What needs to be done: Look through the lines below and extract each one that contains "health".

Records for the task:
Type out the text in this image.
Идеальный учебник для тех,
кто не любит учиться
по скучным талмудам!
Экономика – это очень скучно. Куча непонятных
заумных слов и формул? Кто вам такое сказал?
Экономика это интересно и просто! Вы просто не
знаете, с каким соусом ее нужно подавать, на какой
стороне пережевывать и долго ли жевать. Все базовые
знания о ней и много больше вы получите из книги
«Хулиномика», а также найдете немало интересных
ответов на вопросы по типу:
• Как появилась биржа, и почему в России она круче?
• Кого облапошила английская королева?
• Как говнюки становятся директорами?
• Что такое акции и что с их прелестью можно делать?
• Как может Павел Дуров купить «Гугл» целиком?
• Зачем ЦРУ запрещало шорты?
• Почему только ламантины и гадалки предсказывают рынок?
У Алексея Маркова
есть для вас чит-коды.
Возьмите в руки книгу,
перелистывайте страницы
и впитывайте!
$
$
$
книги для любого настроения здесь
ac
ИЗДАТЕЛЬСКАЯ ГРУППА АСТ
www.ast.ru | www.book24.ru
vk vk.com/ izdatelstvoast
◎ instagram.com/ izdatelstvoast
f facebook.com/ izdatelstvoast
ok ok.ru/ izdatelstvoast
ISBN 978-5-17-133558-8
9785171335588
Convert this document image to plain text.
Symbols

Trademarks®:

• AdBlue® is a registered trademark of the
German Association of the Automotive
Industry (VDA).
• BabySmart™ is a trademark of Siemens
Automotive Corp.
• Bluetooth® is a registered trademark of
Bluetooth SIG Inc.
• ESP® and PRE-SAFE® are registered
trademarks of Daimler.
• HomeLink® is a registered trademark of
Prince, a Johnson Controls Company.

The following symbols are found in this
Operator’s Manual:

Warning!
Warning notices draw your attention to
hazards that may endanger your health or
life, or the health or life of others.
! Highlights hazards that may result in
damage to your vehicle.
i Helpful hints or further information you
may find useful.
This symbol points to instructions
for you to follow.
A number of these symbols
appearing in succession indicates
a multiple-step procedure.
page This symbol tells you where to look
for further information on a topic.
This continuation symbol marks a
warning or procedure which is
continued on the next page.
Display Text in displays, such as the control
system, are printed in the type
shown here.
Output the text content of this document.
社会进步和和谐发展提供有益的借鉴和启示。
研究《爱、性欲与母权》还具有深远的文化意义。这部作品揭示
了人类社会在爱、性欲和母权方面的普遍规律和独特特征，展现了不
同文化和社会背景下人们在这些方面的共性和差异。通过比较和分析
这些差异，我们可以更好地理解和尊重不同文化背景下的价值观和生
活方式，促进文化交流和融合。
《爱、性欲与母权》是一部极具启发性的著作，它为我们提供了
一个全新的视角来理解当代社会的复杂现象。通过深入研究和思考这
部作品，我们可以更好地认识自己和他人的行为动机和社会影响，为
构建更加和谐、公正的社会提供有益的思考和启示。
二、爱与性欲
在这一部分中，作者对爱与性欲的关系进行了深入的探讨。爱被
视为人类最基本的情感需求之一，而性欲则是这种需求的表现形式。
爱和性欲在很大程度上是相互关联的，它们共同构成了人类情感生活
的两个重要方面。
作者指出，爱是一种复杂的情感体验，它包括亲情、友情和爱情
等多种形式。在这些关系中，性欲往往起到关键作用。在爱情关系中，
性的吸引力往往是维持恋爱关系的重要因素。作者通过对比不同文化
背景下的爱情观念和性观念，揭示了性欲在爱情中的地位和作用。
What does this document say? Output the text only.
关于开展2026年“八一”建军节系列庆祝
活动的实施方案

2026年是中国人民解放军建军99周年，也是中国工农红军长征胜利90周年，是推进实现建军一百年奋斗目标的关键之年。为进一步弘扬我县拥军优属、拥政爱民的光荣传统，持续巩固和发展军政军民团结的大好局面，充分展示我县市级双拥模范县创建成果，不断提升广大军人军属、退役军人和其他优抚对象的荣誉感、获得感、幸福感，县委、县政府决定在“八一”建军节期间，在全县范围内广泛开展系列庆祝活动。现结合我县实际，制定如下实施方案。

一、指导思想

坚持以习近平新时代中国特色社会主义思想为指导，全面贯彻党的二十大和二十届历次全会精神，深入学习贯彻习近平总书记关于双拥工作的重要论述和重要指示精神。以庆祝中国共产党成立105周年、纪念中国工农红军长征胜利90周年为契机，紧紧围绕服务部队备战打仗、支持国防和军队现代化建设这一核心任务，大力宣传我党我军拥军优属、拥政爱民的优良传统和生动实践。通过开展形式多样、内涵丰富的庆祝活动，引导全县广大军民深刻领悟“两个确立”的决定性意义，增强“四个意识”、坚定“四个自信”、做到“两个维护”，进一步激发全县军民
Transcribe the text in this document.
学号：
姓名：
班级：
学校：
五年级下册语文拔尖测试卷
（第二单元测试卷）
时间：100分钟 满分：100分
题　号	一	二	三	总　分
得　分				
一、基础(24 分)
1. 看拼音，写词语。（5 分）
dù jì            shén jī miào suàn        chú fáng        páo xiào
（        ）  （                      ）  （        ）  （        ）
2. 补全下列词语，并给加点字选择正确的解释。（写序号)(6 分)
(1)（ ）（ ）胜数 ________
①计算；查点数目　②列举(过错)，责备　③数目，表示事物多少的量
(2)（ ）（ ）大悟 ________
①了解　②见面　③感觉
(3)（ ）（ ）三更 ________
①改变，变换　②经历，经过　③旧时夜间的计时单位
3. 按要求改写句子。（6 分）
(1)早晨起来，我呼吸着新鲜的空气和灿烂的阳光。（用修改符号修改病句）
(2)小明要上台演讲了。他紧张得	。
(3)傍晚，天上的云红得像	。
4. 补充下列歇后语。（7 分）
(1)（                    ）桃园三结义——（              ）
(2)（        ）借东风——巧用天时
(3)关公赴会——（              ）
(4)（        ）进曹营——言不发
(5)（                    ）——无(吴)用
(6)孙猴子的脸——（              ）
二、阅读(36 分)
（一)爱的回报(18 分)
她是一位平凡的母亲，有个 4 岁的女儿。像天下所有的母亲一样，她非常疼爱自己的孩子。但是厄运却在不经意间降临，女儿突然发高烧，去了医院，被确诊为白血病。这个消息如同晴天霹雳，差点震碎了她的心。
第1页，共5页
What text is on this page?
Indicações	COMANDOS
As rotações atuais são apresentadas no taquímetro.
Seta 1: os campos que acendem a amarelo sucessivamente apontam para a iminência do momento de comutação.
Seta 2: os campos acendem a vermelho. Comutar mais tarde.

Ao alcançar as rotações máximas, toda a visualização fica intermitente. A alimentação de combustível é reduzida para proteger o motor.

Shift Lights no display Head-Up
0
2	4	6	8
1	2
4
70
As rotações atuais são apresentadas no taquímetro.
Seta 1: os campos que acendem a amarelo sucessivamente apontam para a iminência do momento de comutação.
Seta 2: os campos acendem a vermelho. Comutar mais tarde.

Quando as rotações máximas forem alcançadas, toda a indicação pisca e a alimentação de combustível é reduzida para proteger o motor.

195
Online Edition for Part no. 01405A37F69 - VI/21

Solution to this exercise:
hazards that may endanger your health or
life, or the health or life of others.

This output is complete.